Data records →

-=-=-=-=-

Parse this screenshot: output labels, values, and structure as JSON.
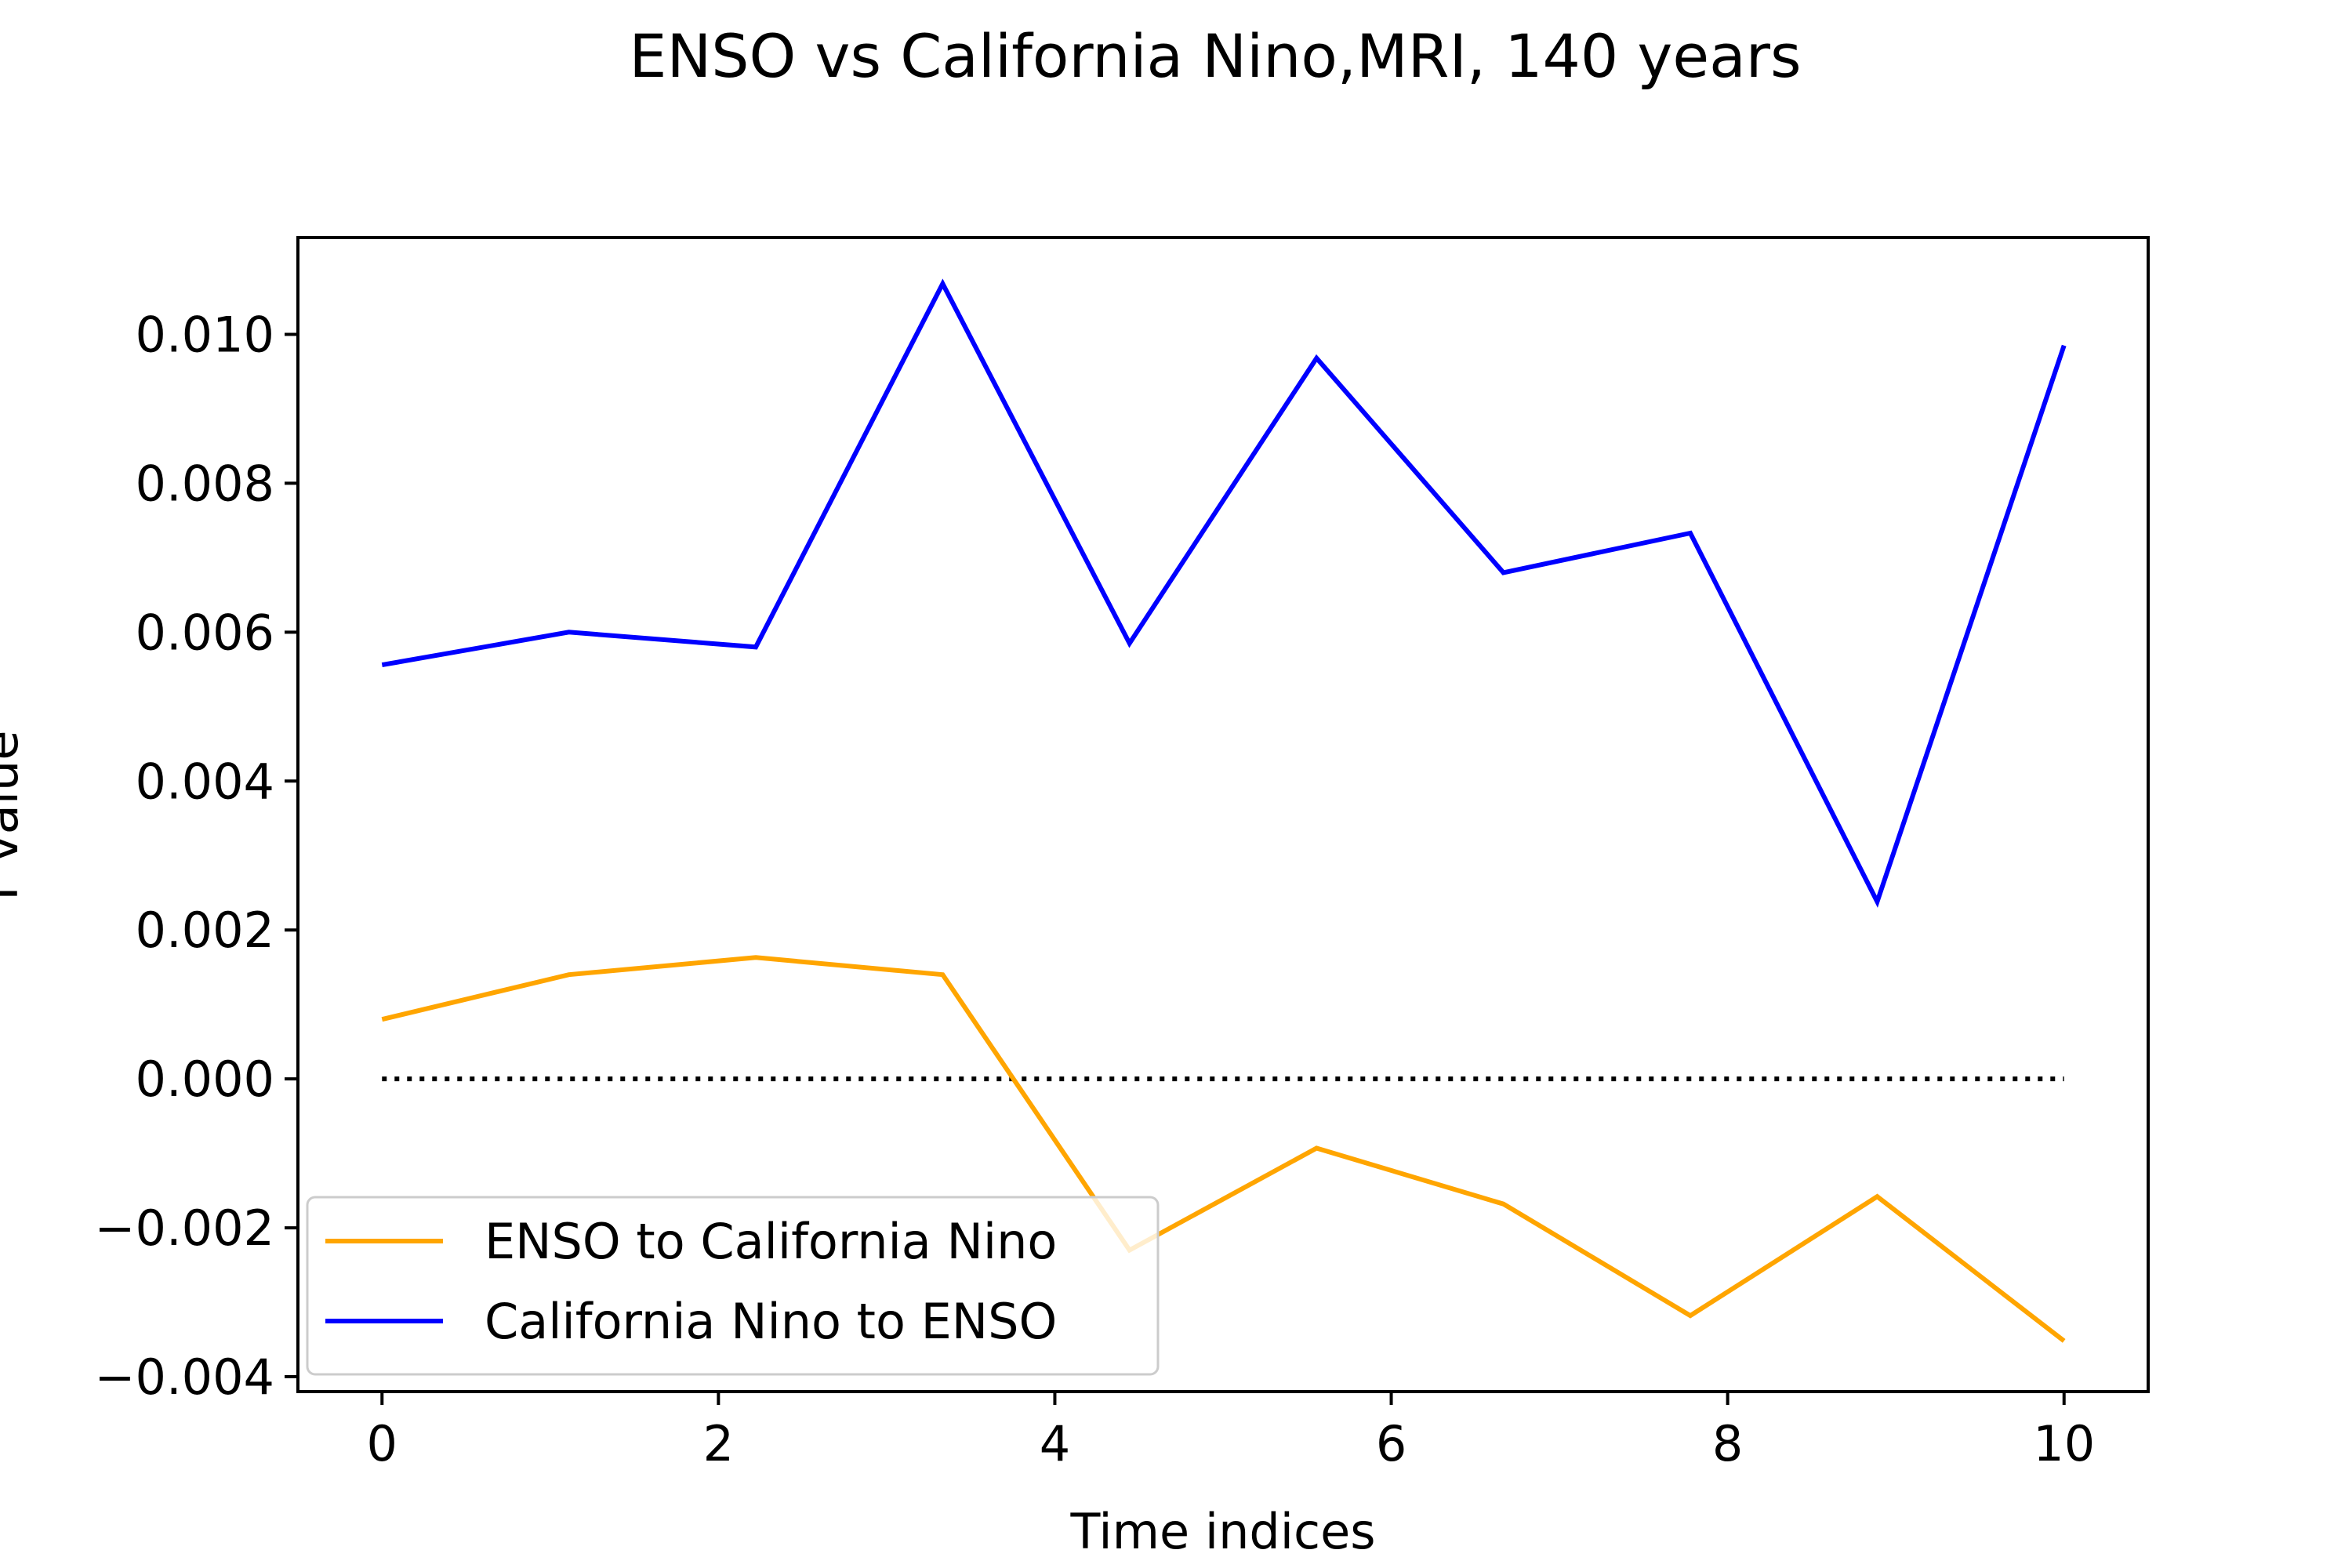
{
  "chart_data": {
    "type": "line",
    "title": "ENSO vs California Nino,MRI, 140 years",
    "xlabel": "Time indices",
    "ylabel": "T value",
    "xlim": [
      -0.5,
      10.5
    ],
    "ylim": [
      -0.0042,
      0.0113
    ],
    "xticks": [
      0,
      2,
      4,
      6,
      8,
      10
    ],
    "xtick_labels": [
      "0",
      "2",
      "4",
      "6",
      "8",
      "10"
    ],
    "yticks": [
      -0.004,
      -0.002,
      0.0,
      0.002,
      0.004,
      0.006,
      0.008,
      0.01
    ],
    "ytick_labels": [
      "−0.004",
      "−0.002",
      "0.000",
      "0.002",
      "0.004",
      "0.006",
      "0.008",
      "0.010"
    ],
    "x": [
      0,
      1.111,
      2.222,
      3.333,
      4.444,
      5.556,
      6.667,
      7.778,
      8.889,
      10
    ],
    "series": [
      {
        "name": "ENSO to California Nino",
        "color": "#ffa500",
        "values": [
          0.0008,
          0.0014,
          0.00163,
          0.0014,
          -0.0023,
          -0.00093,
          -0.00168,
          -0.00318,
          -0.00158,
          -0.00352
        ]
      },
      {
        "name": "California Nino to ENSO",
        "color": "#0000ff",
        "values": [
          0.00556,
          0.006,
          0.0058,
          0.01068,
          0.00585,
          0.00968,
          0.0068,
          0.00733,
          0.00238,
          0.00985
        ]
      }
    ],
    "reference_line": {
      "y": 0.0,
      "x_range": [
        0,
        10
      ],
      "style": "dotted",
      "color": "#000000"
    },
    "grid": false,
    "legend_position": "lower-left"
  }
}
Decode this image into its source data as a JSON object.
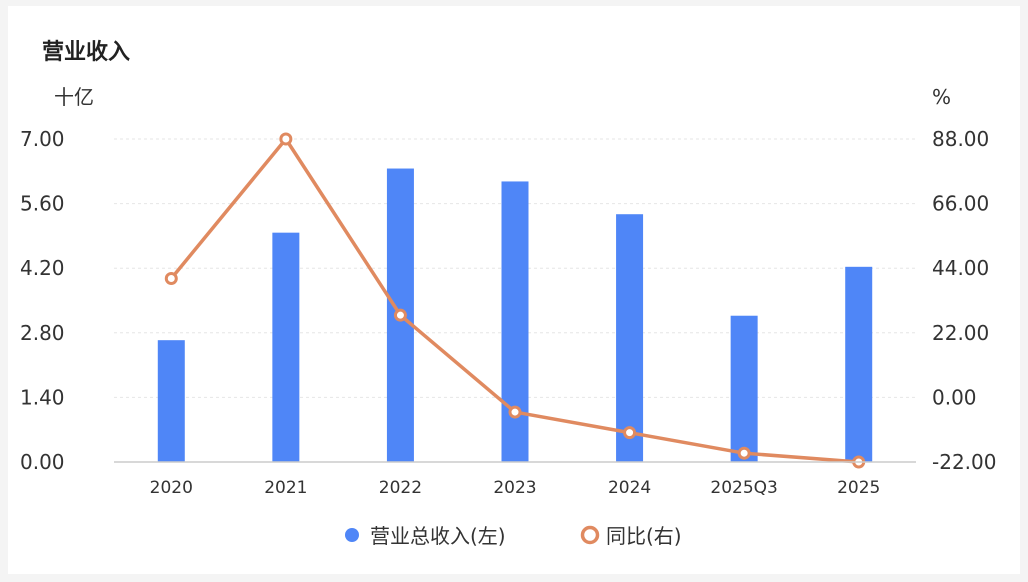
{
  "title": "营业收入",
  "chart_data": {
    "type": "bar+line",
    "categories": [
      "2020",
      "2021",
      "2022",
      "2023",
      "2024",
      "2025Q3",
      "2025"
    ],
    "left_axis": {
      "unit": "十亿",
      "ylim": [
        0,
        7
      ],
      "ticks": [
        "0.00",
        "1.40",
        "2.80",
        "4.20",
        "5.60",
        "7.00"
      ]
    },
    "right_axis": {
      "unit": "%",
      "ylim": [
        -22,
        88
      ],
      "ticks": [
        "-22.00",
        "0.00",
        "22.00",
        "44.00",
        "66.00",
        "88.00"
      ]
    },
    "series": [
      {
        "name": "营业总收入(左)",
        "type": "bar",
        "axis": "left",
        "color": "#4f86f7",
        "values": [
          2.64,
          4.97,
          6.36,
          6.08,
          5.37,
          3.17,
          4.23
        ]
      },
      {
        "name": "同比(右)",
        "type": "line",
        "axis": "right",
        "color": "#e08a60",
        "values": [
          40.5,
          88.0,
          28.0,
          -5.0,
          -12.0,
          -19.0,
          -22.0
        ]
      }
    ],
    "grid": true,
    "legend": "bottom-center"
  }
}
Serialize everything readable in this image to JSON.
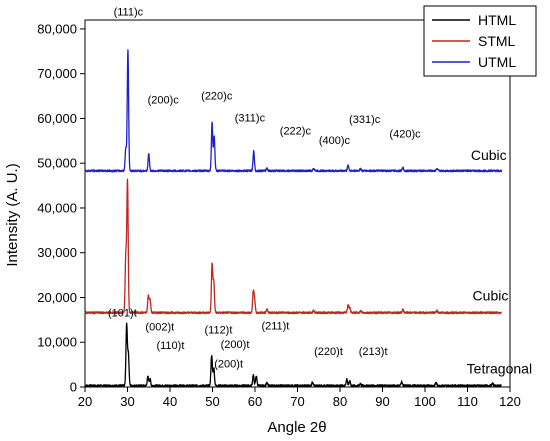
{
  "chart_data": {
    "type": "line",
    "xlabel": "Angle 2θ",
    "ylabel": "Intensity (A. U.)",
    "xlim": [
      20,
      120
    ],
    "ylim": [
      0,
      82000
    ],
    "xticks": [
      20,
      30,
      40,
      50,
      60,
      70,
      80,
      90,
      100,
      110,
      120
    ],
    "yticks": [
      0,
      10000,
      20000,
      30000,
      40000,
      50000,
      60000,
      70000,
      80000
    ],
    "ytick_labels": [
      "0",
      "10,000",
      "20,000",
      "30,000",
      "40,000",
      "50,000",
      "60,000",
      "70,000",
      "80,000"
    ],
    "legend_position": "top-right",
    "series": [
      {
        "name": "HTML",
        "color": "#000000",
        "baseline": 300,
        "peaks": [
          [
            29.8,
            13600
          ],
          [
            30.2,
            7000
          ],
          [
            34.8,
            2000
          ],
          [
            35.3,
            1500
          ],
          [
            49.8,
            6800
          ],
          [
            50.3,
            4000
          ],
          [
            59.6,
            2400
          ],
          [
            60.3,
            2200
          ],
          [
            62.8,
            600
          ],
          [
            73.5,
            700
          ],
          [
            81.6,
            1500
          ],
          [
            82.3,
            1000
          ],
          [
            84.8,
            500
          ],
          [
            94.5,
            900
          ],
          [
            102.6,
            700
          ],
          [
            115.9,
            500
          ]
        ]
      },
      {
        "name": "STML",
        "color": "#c0261e",
        "baseline": 16600,
        "peaks": [
          [
            29.6,
            12500
          ],
          [
            30.0,
            29200
          ],
          [
            34.9,
            3700
          ],
          [
            35.3,
            3000
          ],
          [
            49.9,
            10800
          ],
          [
            50.3,
            6800
          ],
          [
            59.6,
            4600
          ],
          [
            59.9,
            2700
          ],
          [
            62.8,
            800
          ],
          [
            73.8,
            500
          ],
          [
            81.9,
            1800
          ],
          [
            82.3,
            1000
          ],
          [
            84.9,
            400
          ],
          [
            94.8,
            700
          ],
          [
            102.8,
            500
          ]
        ]
      },
      {
        "name": "UTML",
        "color": "#1f1fcc",
        "baseline": 48300,
        "peaks": [
          [
            29.6,
            5000
          ],
          [
            30.1,
            27000
          ],
          [
            35.0,
            3800
          ],
          [
            49.9,
            10700
          ],
          [
            50.4,
            7600
          ],
          [
            59.7,
            4500
          ],
          [
            62.8,
            600
          ],
          [
            73.8,
            600
          ],
          [
            81.9,
            1300
          ],
          [
            84.8,
            500
          ],
          [
            94.8,
            700
          ],
          [
            102.8,
            400
          ]
        ]
      }
    ],
    "annotations": [
      {
        "text": "(111)c",
        "x": 30.2,
        "y": 83000
      },
      {
        "text": "(200)c",
        "x": 38.4,
        "y": 63300
      },
      {
        "text": "(220)c",
        "x": 51.0,
        "y": 64200
      },
      {
        "text": "(311)c",
        "x": 58.8,
        "y": 59300
      },
      {
        "text": "(222)c",
        "x": 69.5,
        "y": 56400
      },
      {
        "text": "(400)c",
        "x": 78.7,
        "y": 54300
      },
      {
        "text": "(331)c",
        "x": 85.8,
        "y": 59000
      },
      {
        "text": "(420)c",
        "x": 95.3,
        "y": 55700
      },
      {
        "text": "Cubic",
        "x": 115.0,
        "y": 50700,
        "kind": "phase"
      },
      {
        "text": "Cubic",
        "x": 115.4,
        "y": 19300,
        "kind": "phase"
      },
      {
        "text": "(101)t",
        "x": 28.8,
        "y": 15800
      },
      {
        "text": "(002)t",
        "x": 37.6,
        "y": 12600
      },
      {
        "text": "(110)t",
        "x": 40.1,
        "y": 8500
      },
      {
        "text": "(112)t",
        "x": 51.4,
        "y": 11900
      },
      {
        "text": "(200)t",
        "x": 55.3,
        "y": 8700
      },
      {
        "text": "(200)t",
        "x": 53.8,
        "y": 4400
      },
      {
        "text": "(211)t",
        "x": 64.8,
        "y": 12900
      },
      {
        "text": "(220)t",
        "x": 77.3,
        "y": 7200
      },
      {
        "text": "(213)t",
        "x": 87.8,
        "y": 7200
      },
      {
        "text": "Tetragonal",
        "x": 117.5,
        "y": 3000,
        "kind": "phase"
      }
    ]
  }
}
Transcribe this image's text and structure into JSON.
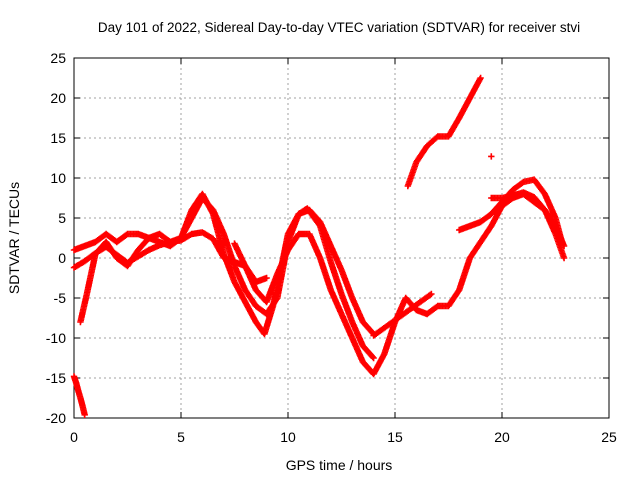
{
  "chart_data": {
    "type": "scatter",
    "title": "Day 101 of 2022, Sidereal Day-to-day VTEC variation (SDTVAR) for receiver stvi",
    "xlabel": "GPS time / hours",
    "ylabel": "SDTVAR / TECUs",
    "xlim": [
      0,
      25
    ],
    "ylim": [
      -20,
      25
    ],
    "xticks": [
      0,
      5,
      10,
      15,
      20,
      25
    ],
    "yticks": [
      -20,
      -15,
      -10,
      -5,
      0,
      5,
      10,
      15,
      20,
      25
    ],
    "grid": true,
    "marker": "plus",
    "color": "#ff0000",
    "series": [
      {
        "x": [
          0.0,
          0.1,
          0.2,
          0.3,
          0.4,
          0.5
        ],
        "y": [
          -14.8,
          -15.6,
          -16.6,
          -17.5,
          -18.5,
          -19.6
        ]
      },
      {
        "x": [
          0.0,
          0.5,
          1.0,
          1.5,
          2.0,
          2.5,
          3.0,
          3.5,
          4.0,
          4.5,
          5.0,
          5.5,
          6.0,
          6.5,
          7.0,
          7.5,
          8.0,
          8.5,
          9.0,
          9.5,
          10.0,
          10.5,
          11.0,
          11.5,
          12.0,
          12.5,
          13.0,
          13.5,
          14.0,
          14.5,
          15.0,
          15.5,
          16.0,
          16.5,
          17.0,
          17.5,
          18.0,
          18.5,
          19.0,
          19.5,
          20.0,
          20.5,
          21.0,
          21.5,
          22.0,
          22.5,
          22.9
        ],
        "y": [
          -1.2,
          -0.4,
          0.6,
          1.4,
          0.4,
          -0.6,
          0.2,
          1.0,
          1.6,
          2.0,
          2.2,
          3.0,
          3.2,
          2.4,
          0.0,
          -0.5,
          -1.0,
          -4.0,
          -5.5,
          -2.0,
          1.0,
          3.0,
          3.0,
          0.0,
          -4.0,
          -7.0,
          -10.0,
          -13.0,
          -14.5,
          -12.0,
          -8.0,
          -5.0,
          -6.5,
          -7.0,
          -6.0,
          -6.0,
          -4.0,
          0.0,
          2.0,
          4.0,
          6.5,
          7.5,
          8.0,
          7.0,
          6.0,
          4.0,
          1.5
        ]
      },
      {
        "x": [
          0.3,
          0.6,
          1.0,
          1.5,
          2.0,
          2.5,
          3.0,
          3.5,
          4.0,
          4.5,
          5.0,
          5.5,
          6.0,
          6.5,
          7.0,
          7.5,
          8.0,
          8.5,
          8.9,
          9.3,
          9.7,
          10.0,
          10.5,
          10.9,
          11.5,
          12.0,
          12.5,
          13.0,
          13.5,
          14.0
        ],
        "y": [
          -8.0,
          -4.5,
          0.5,
          2.0,
          0.0,
          -1.0,
          1.0,
          2.5,
          2.0,
          1.5,
          2.5,
          6.0,
          8.0,
          5.5,
          0.5,
          -3.0,
          -5.5,
          -8.0,
          -9.5,
          -6.0,
          -1.0,
          3.0,
          5.5,
          6.2,
          4.0,
          -0.5,
          -4.5,
          -8.0,
          -11.0,
          -12.5
        ]
      },
      {
        "x": [
          0.0,
          0.5,
          1.0,
          1.5,
          2.0,
          2.5,
          3.0,
          3.5,
          4.0,
          4.5,
          5.0,
          5.5,
          6.0,
          6.5,
          7.0,
          7.5,
          8.0,
          8.5,
          9.0,
          9.5,
          10.0,
          10.5,
          11.0,
          11.5,
          12.0,
          12.5,
          13.0,
          13.5,
          14.0
        ],
        "y": [
          1.0,
          1.5,
          2.0,
          3.0,
          2.0,
          3.0,
          3.0,
          2.5,
          3.0,
          2.0,
          2.5,
          5.0,
          7.5,
          6.0,
          3.0,
          -1.0,
          -4.0,
          -6.0,
          -7.0,
          -5.0,
          2.0,
          5.5,
          6.0,
          4.5,
          1.5,
          -1.5,
          -5.0,
          -8.0,
          -9.5
        ]
      },
      {
        "x": [
          15.6,
          16.0,
          16.5,
          17.0,
          17.5,
          18.0,
          18.5,
          19.0
        ],
        "y": [
          9.0,
          12.0,
          14.0,
          15.2,
          15.2,
          17.5,
          20.0,
          22.5
        ]
      },
      {
        "x": [
          19.5
        ],
        "y": [
          12.7
        ]
      },
      {
        "x": [
          18.0,
          18.5,
          19.0,
          19.5,
          20.0,
          20.5,
          21.0,
          21.5,
          22.0,
          22.5,
          22.8
        ],
        "y": [
          3.5,
          4.0,
          4.5,
          5.5,
          7.0,
          8.5,
          9.5,
          9.8,
          8.0,
          5.0,
          2.0
        ]
      },
      {
        "x": [
          19.5,
          20.0,
          20.5,
          21.0,
          21.5,
          22.0,
          22.5,
          22.9
        ],
        "y": [
          7.5,
          7.5,
          7.8,
          8.2,
          7.6,
          6.0,
          3.0,
          0.0
        ]
      },
      {
        "x": [
          7.5,
          8.0,
          8.5,
          9.0
        ],
        "y": [
          1.8,
          -1.0,
          -3.0,
          -2.5
        ]
      },
      {
        "x": [
          14.0,
          16.7
        ],
        "y": [
          -9.7,
          -4.5
        ]
      }
    ]
  }
}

-=-=-=-=-

Given request →
In the records, locate each line holding the string "type" and copy it.

Answer below →
    "type": "line",
    "type": "bar+line",
        "type": "bar",
        "type": "line",
    "type": "line",
    "type": "scatter",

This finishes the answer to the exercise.